| Goal |
List the lines of this listing that hold the word "ylabel".

Data entries for graphics
======
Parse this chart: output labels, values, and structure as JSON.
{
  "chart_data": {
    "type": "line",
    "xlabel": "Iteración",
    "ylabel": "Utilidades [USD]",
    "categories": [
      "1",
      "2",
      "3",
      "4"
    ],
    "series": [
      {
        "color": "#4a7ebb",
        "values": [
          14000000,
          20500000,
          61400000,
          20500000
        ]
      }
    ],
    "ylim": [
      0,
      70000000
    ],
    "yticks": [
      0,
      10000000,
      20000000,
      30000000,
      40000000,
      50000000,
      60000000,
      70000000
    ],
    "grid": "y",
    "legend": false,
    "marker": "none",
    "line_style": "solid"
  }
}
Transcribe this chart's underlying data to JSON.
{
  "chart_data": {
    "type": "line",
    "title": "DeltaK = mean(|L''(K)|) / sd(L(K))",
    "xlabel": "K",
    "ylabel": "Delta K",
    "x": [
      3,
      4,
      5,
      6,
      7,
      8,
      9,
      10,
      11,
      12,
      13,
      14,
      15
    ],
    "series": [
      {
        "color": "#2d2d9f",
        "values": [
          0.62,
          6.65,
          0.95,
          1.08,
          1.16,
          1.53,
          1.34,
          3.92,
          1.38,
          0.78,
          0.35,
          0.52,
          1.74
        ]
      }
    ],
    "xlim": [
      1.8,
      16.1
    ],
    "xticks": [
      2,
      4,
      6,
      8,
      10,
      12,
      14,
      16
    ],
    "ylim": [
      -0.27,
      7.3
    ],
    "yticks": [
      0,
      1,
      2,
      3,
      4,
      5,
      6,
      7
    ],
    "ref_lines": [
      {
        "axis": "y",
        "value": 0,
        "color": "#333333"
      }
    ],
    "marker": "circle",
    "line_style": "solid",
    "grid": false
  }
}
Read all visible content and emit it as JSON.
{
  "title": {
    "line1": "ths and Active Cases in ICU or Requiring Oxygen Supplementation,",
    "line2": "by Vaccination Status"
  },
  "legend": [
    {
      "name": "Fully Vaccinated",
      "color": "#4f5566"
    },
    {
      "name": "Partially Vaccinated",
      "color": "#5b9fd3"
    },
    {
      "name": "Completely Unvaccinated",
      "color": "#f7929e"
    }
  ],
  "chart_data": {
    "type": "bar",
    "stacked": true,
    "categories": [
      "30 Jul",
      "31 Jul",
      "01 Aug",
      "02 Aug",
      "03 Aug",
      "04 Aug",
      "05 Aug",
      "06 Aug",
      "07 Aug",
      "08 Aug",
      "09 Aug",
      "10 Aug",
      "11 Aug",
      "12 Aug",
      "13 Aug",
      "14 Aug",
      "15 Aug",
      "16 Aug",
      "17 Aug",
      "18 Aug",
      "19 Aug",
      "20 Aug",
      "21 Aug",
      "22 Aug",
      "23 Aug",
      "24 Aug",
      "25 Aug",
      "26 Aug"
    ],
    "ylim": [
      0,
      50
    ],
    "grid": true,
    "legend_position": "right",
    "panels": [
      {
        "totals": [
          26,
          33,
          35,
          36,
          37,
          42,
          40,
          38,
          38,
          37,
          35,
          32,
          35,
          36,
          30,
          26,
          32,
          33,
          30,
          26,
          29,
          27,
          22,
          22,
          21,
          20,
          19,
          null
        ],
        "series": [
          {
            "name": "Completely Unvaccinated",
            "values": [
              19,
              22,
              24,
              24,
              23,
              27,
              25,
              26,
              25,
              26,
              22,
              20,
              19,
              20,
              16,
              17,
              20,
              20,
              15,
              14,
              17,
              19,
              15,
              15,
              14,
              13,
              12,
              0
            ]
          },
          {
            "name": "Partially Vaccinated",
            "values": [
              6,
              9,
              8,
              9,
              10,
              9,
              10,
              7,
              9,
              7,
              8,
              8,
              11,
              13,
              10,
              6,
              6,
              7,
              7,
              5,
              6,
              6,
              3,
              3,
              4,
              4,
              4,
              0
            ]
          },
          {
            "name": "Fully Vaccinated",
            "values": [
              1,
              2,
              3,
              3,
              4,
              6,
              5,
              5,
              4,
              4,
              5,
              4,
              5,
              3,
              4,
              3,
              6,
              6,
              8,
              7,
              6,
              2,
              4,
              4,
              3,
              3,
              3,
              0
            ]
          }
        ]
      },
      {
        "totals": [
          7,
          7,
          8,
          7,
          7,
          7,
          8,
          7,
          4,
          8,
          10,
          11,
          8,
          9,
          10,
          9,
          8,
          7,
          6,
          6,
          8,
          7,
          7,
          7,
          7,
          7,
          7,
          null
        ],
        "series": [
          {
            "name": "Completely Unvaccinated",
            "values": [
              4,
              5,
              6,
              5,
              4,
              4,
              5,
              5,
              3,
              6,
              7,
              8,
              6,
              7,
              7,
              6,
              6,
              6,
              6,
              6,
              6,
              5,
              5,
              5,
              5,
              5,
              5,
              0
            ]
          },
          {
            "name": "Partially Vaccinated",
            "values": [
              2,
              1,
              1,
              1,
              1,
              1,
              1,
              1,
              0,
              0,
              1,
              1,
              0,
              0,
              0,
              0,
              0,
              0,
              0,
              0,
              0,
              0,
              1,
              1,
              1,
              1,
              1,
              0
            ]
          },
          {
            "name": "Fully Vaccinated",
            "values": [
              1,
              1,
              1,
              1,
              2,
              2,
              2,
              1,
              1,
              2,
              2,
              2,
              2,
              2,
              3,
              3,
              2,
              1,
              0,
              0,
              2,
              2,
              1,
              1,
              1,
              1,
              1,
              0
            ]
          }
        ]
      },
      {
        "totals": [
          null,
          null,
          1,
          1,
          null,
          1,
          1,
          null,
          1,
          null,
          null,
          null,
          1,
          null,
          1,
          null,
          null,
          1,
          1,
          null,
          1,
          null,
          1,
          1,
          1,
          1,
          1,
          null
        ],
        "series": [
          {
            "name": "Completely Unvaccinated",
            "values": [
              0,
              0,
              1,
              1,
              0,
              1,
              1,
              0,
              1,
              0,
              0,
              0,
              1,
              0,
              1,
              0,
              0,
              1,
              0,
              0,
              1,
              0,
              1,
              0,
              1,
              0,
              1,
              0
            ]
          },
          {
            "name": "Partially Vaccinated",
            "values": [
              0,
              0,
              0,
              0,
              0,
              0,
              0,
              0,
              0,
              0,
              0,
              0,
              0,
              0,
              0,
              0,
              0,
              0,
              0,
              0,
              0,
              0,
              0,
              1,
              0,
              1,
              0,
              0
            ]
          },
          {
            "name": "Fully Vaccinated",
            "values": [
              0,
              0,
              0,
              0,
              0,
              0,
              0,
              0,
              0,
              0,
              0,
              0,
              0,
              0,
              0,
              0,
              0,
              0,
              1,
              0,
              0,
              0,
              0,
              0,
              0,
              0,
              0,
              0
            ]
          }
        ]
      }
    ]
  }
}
======
| Result for this exercise |
    "ylabel": "Utilidades [USD]",
    "ylabel": "Delta K",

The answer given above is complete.